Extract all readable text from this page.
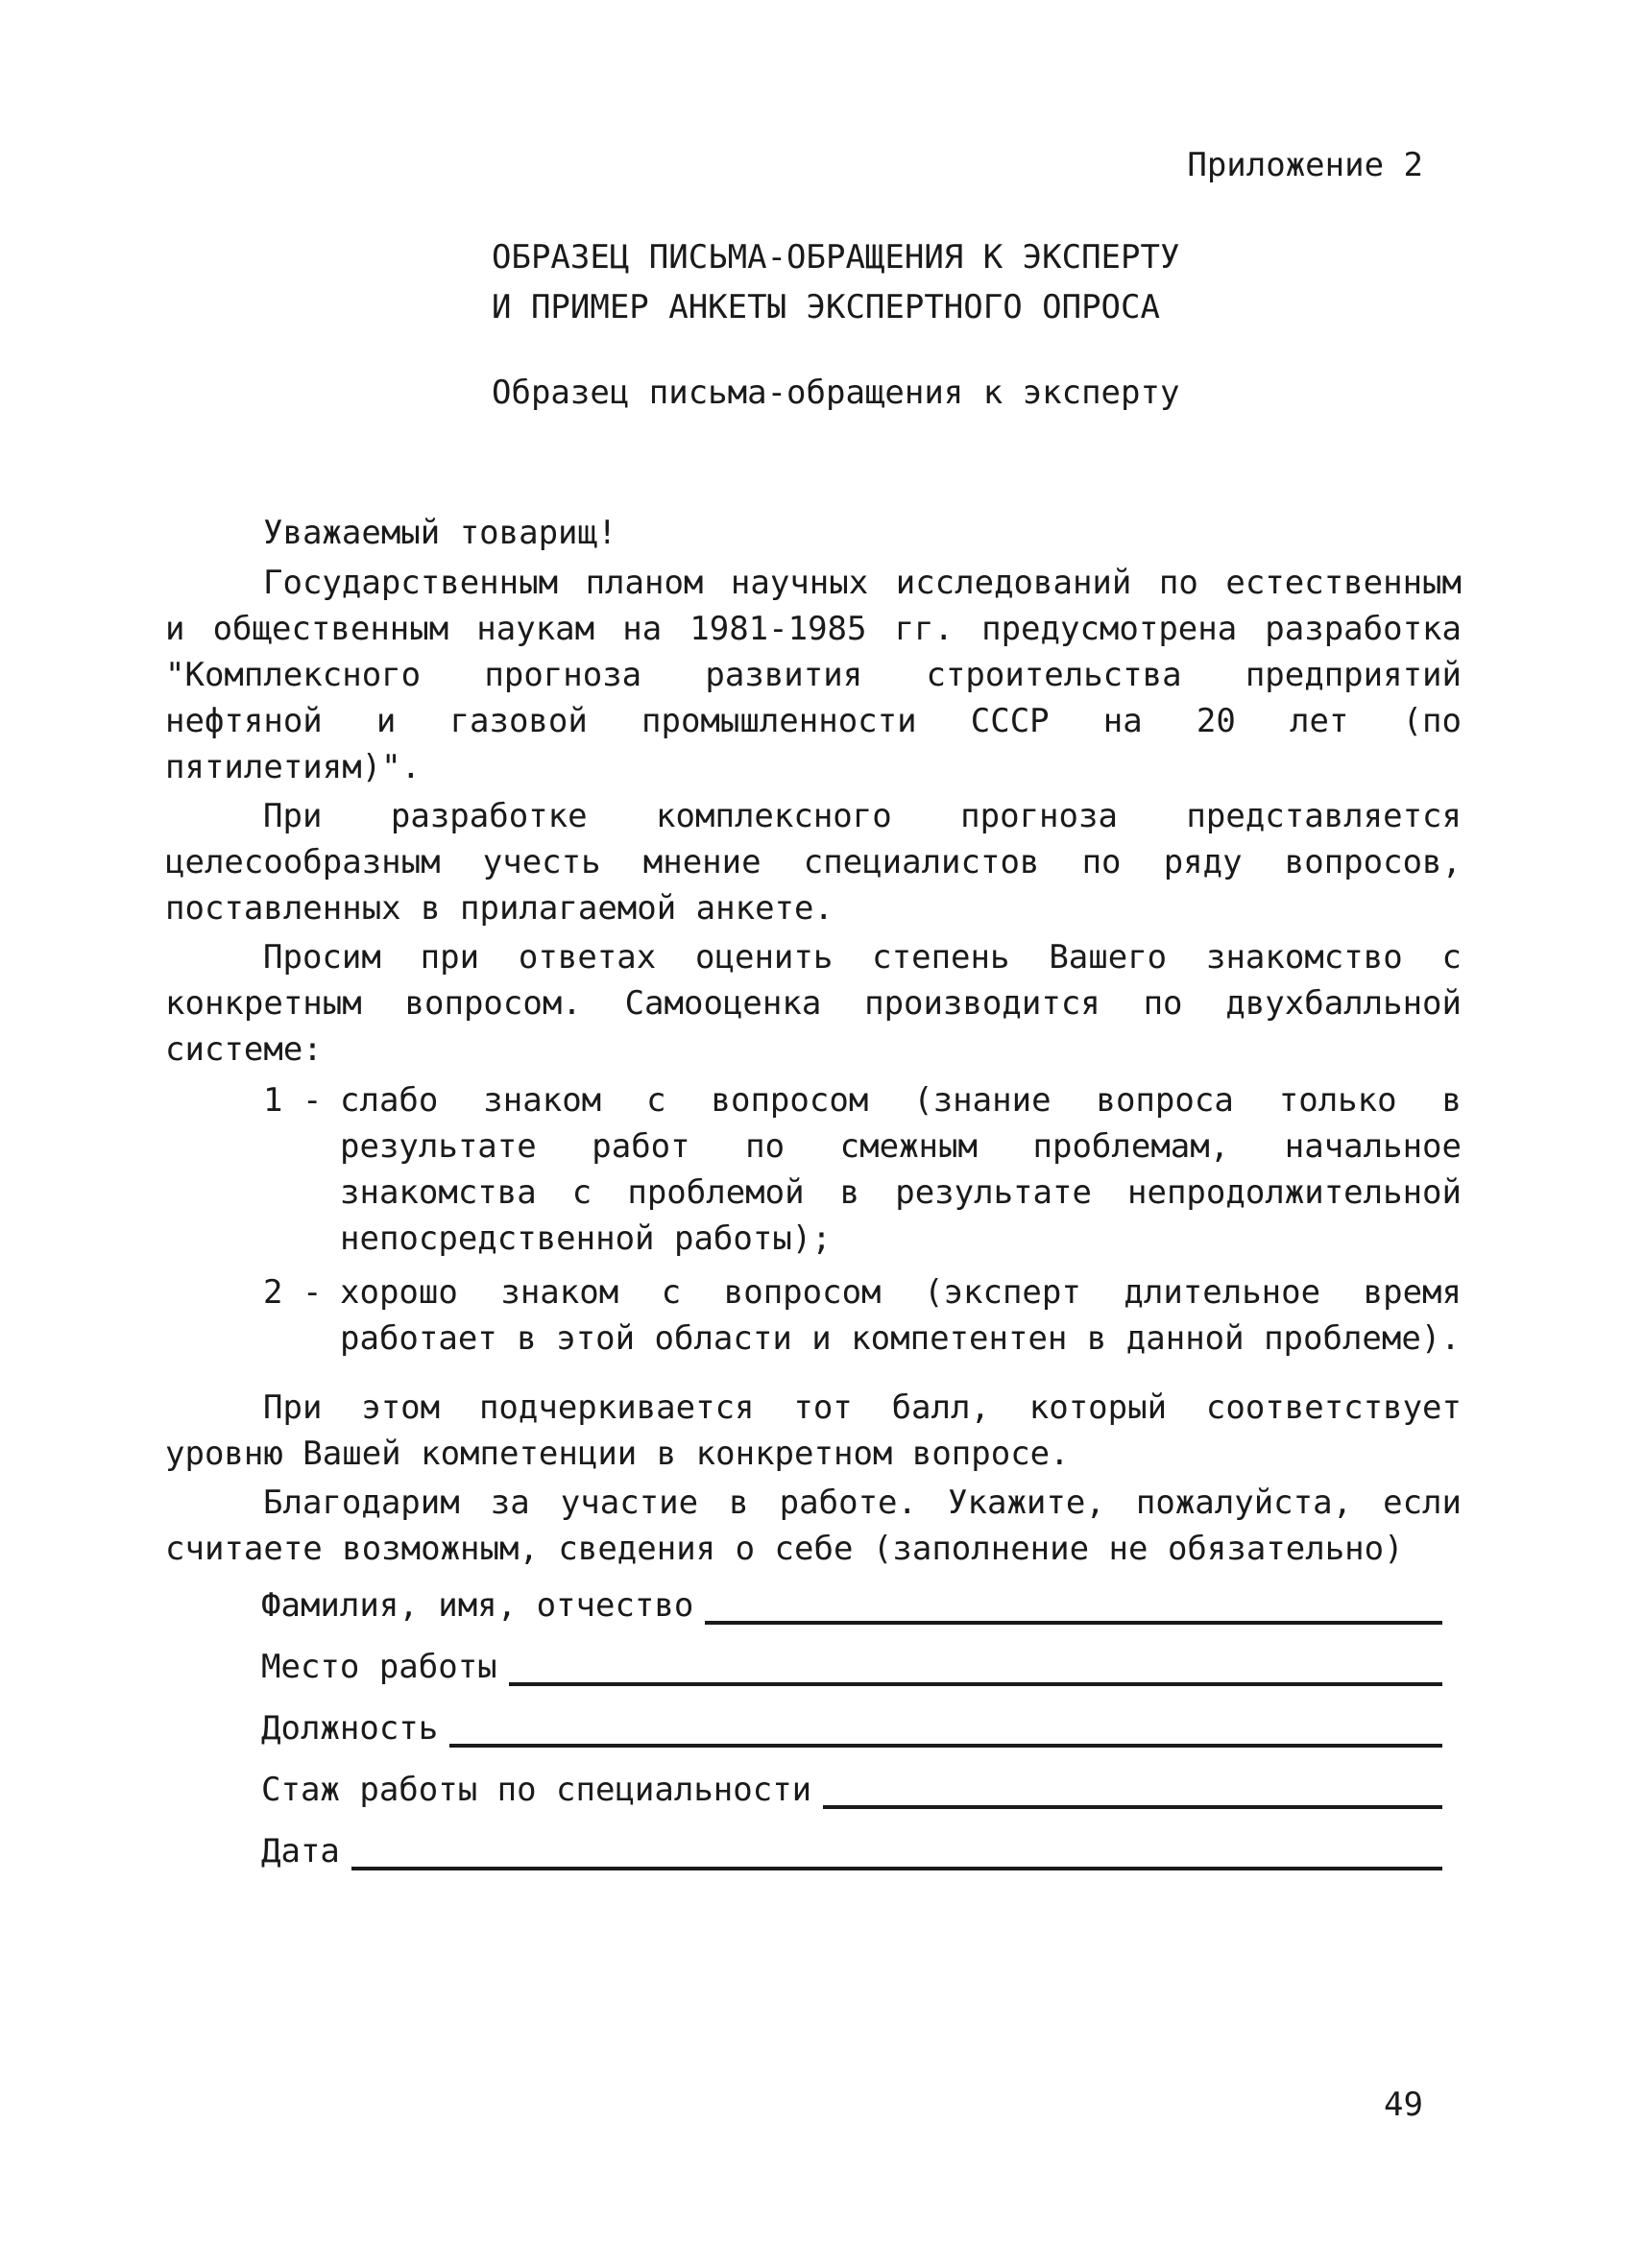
Приложение 2
ОБРАЗЕЦ ПИСЬМА-ОБРАЩЕНИЯ К ЭКСПЕРТУ
И ПРИМЕР АНКЕТЫ ЭКСПЕРТНОГО ОПРОСА
Образец письма-обращения к эксперту
Уважаемый товарищ!
Государственным планом научных исследований по естественным и общественным наукам на 1981-1985 гг. предусмотрена разработка "Комплексного прогноза развития строительства предприятий нефтяной и газовой промышленности СССР на 20 лет (по пятилетиям)".
При разработке комплексного прогноза представляется целесообразным учесть мнение специалистов по ряду вопросов, поставленных в прилагаемой анкете.
Просим при ответах оценить степень Вашего знакомство с конкретным вопросом. Самооценка производится по двухбалльной системе:
1 - слабо знаком с вопросом (знание вопроса только в результате работ по смежным проблемам, начальное знакомства с проблемой в результате непродолжительной непосредственной работы);
2 - хорошо знаком с вопросом (эксперт длительное время работает в этой области и компетентен в данной проблеме).
При этом подчеркивается тот балл, который соответствует уровню Вашей компетенции в конкретном вопросе.
Благодарим за участие в работе. Укажите, пожалуйста, если считаете возможным, сведения о себе (заполнение не обязательно)
Фамилия, имя, отчество
Место работы
Должность
Стаж работы по специальности
Дата
49
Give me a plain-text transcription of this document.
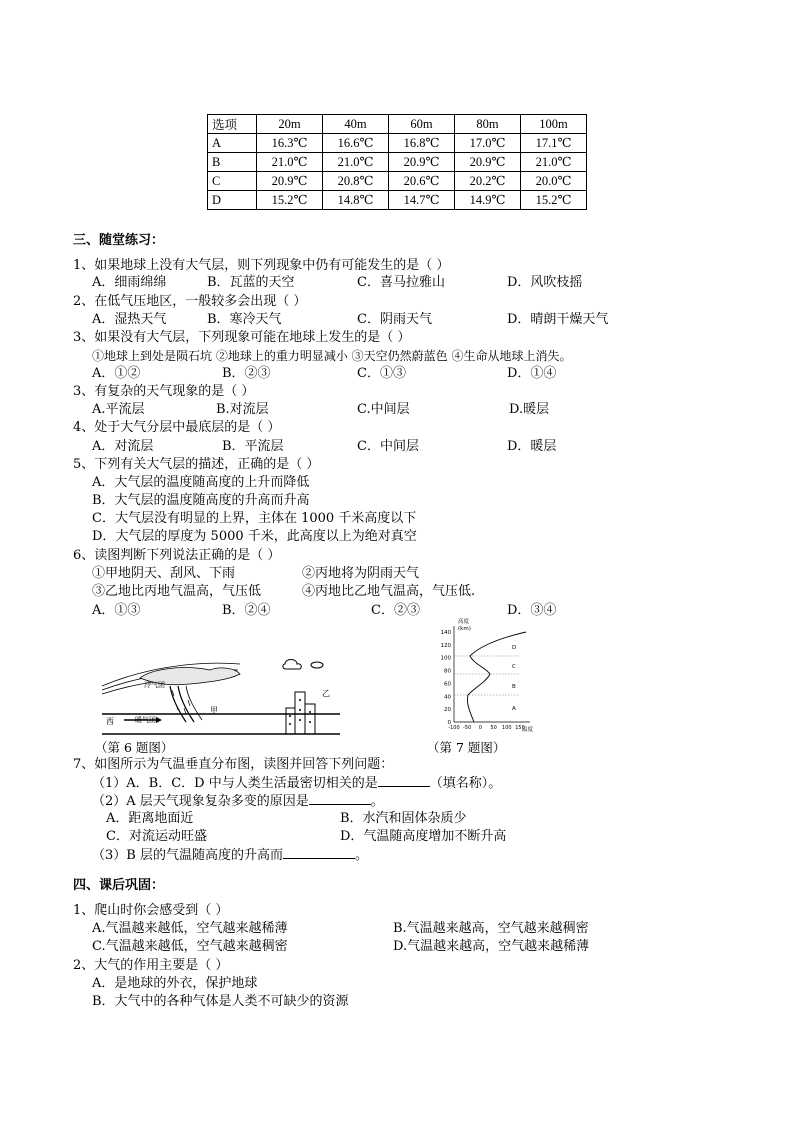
选项	20m	40m	60m	80m	100m
A	16.3℃	16.6℃	16.8℃	17.0℃	17.1℃
B	21.0℃	21.0℃	20.9℃	20.9℃	21.0℃
C	20.9℃	20.8℃	20.6℃	20.2℃	20.0℃
D	15.2℃	14.8℃	14.7℃	14.9℃	15.2℃
三、随堂练习：
1、如果地球上没有大气层，则下列现象中仍有可能发生的是（ ）
A．细雨绵绵	B．瓦蓝的天空	C．喜马拉雅山	D．风吹枝摇
2、在低气压地区，一般较多会出现（ ）
A．湿热天气	B．寒冷天气	C．阴雨天气	D．晴朗干燥天气
3、如果没有大气层，下列现象可能在地球上发生的是（ ）
①地球上到处是陨石坑 ②地球上的重力明显减小 ③天空仍然蔚蓝色 ④生命从地球上消失。
A．①②	B．②③	C．①③	D．①④
3、有复杂的天气现象的是（ ）
A.平流层	B.对流层	C.中间层	D.暖层
4、处于大气分层中最底层的是（ ）
A．对流层	B．平流层	C．中间层	D．暖层
5、下列有关大气层的描述，正确的是（ ）
A．大气层的温度随高度的上升而降低
B．大气层的温度随高度的升高而升高
C．大气层没有明显的上界，主体在 1000 千米高度以下
D．大气层的厚度为 5000 千米，此高度以上为绝对真空
6、读图判断下列说法正确的是（ ）
①甲地阴天、刮风、下雨	②丙地将为阴雨天气
③乙地比丙地气温高，气压低	④丙地比乙地气温高，气压低.
A．①③	B．②④	C．②③	D．③④
冷气团
暖气团
西
甲
乙
高度
(km)
温度
140
120
100
80
60
40
20
0
-100 -50 0 50 100 150
D
C
B
A
（第 6 题图）	（第 7 题图）
7、如图所示为气温垂直分布图，读图并回答下列问题：
（1）A．B．C．D 中与人类生活最密切相关的是	（填名称）。
（2）A 层天气现象复杂多变的原因是	。
A．距离地面近	B．水汽和固体杂质少
C．对流运动旺盛	D．气温随高度增加不断升高
（3）B 层的气温随高度的升高而	。
四、课后巩固：
1、爬山时你会感受到（ ）
A.气温越来越低，空气越来越稀薄	B.气温越来越高，空气越来越稠密
C.气温越来越低，空气越来越稠密	D.气温越来越高，空气越来越稀薄
2、大气的作用主要是（ ）
A．是地球的外衣，保护地球
B．大气中的各种气体是人类不可缺少的资源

************

-- Set task --
Leave the pictures out and write out every entry exactly as given.

-- Complete response --
Extract all readable text from this page.
Приложение 2
ОБРАЗЕЦ ПИСЬМА-ОБРАЩЕНИЯ К ЭКСПЕРТУ
И ПРИМЕР АНКЕТЫ ЭКСПЕРТНОГО ОПРОСА
Образец письма-обращения к эксперту
Уважаемый товарищ!
Государственным планом научных исследований по естественным и общественным наукам на 1981-1985 гг. предусмотрена разработка "Комплексного прогноза развития строительства предприятий нефтяной и газовой промышленности СССР на 20 лет (по пятилетиям)".
При разработке комплексного прогноза представляется целесообразным учесть мнение специалистов по ряду вопросов, поставленных в прилагаемой анкете.
Просим при ответах оценить степень Вашего знакомство с конкретным вопросом. Самооценка производится по двухбалльной системе:
1 - слабо знаком с вопросом (знание вопроса только в результате работ по смежным проблемам, начальное знакомства с проблемой в результате непродолжительной непосредственной работы);
2 - хорошо знаком с вопросом (эксперт длительное время работает в этой области и компетентен в данной проблеме).
При этом подчеркивается тот балл, который соответствует уровню Вашей компетенции в конкретном вопросе.
Благодарим за участие в работе. Укажите, пожалуйста, если считаете возможным, сведения о себе (заполнение не обязательно)
Фамилия, имя, отчество
Место работы
Должность
Стаж работы по специальности
Дата
49
Give me a plain-text transcription of this document.
选项	20m	40m	60m	80m	100m
A	16.3℃	16.6℃	16.8℃	17.0℃	17.1℃
B	21.0℃	21.0℃	20.9℃	20.9℃	21.0℃
C	20.9℃	20.8℃	20.6℃	20.2℃	20.0℃
D	15.2℃	14.8℃	14.7℃	14.9℃	15.2℃
三、随堂练习：
1、如果地球上没有大气层，则下列现象中仍有可能发生的是（ ）
A．细雨绵绵	B．瓦蓝的天空	C．喜马拉雅山	D．风吹枝摇
2、在低气压地区，一般较多会出现（ ）
A．湿热天气	B．寒冷天气	C．阴雨天气	D．晴朗干燥天气
3、如果没有大气层，下列现象可能在地球上发生的是（ ）
①地球上到处是陨石坑 ②地球上的重力明显减小 ③天空仍然蔚蓝色 ④生命从地球上消失。
A．①②	B．②③	C．①③	D．①④
3、有复杂的天气现象的是（ ）
A.平流层	B.对流层	C.中间层	D.暖层
4、处于大气分层中最底层的是（ ）
A．对流层	B．平流层	C．中间层	D．暖层
5、下列有关大气层的描述，正确的是（ ）
A．大气层的温度随高度的上升而降低
B．大气层的温度随高度的升高而升高
C．大气层没有明显的上界，主体在 1000 千米高度以下
D．大气层的厚度为 5000 千米，此高度以上为绝对真空
6、读图判断下列说法正确的是（ ）
①甲地阴天、刮风、下雨	②丙地将为阴雨天气
③乙地比丙地气温高，气压低	④丙地比乙地气温高，气压低.
A．①③	B．②④	C．②③	D．③④
冷气团
暖气团
西
甲
乙
高度
(km)
温度
140
120
100
80
60
40
20
0
-100 -50 0 50 100 150
D
C
B
A
（第 6 题图）	（第 7 题图）
7、如图所示为气温垂直分布图，读图并回答下列问题：
（1）A．B．C．D 中与人类生活最密切相关的是	（填名称）。
（2）A 层天气现象复杂多变的原因是	。
A．距离地面近	B．水汽和固体杂质少
C．对流运动旺盛	D．气温随高度增加不断升高
（3）B 层的气温随高度的升高而	。
四、课后巩固：
1、爬山时你会感受到（ ）
A.气温越来越低，空气越来越稀薄	B.气温越来越高，空气越来越稠密
C.气温越来越低，空气越来越稠密	D.气温越来越高，空气越来越稀薄
2、大气的作用主要是（ ）
A．是地球的外衣，保护地球
B．大气中的各种气体是人类不可缺少的资源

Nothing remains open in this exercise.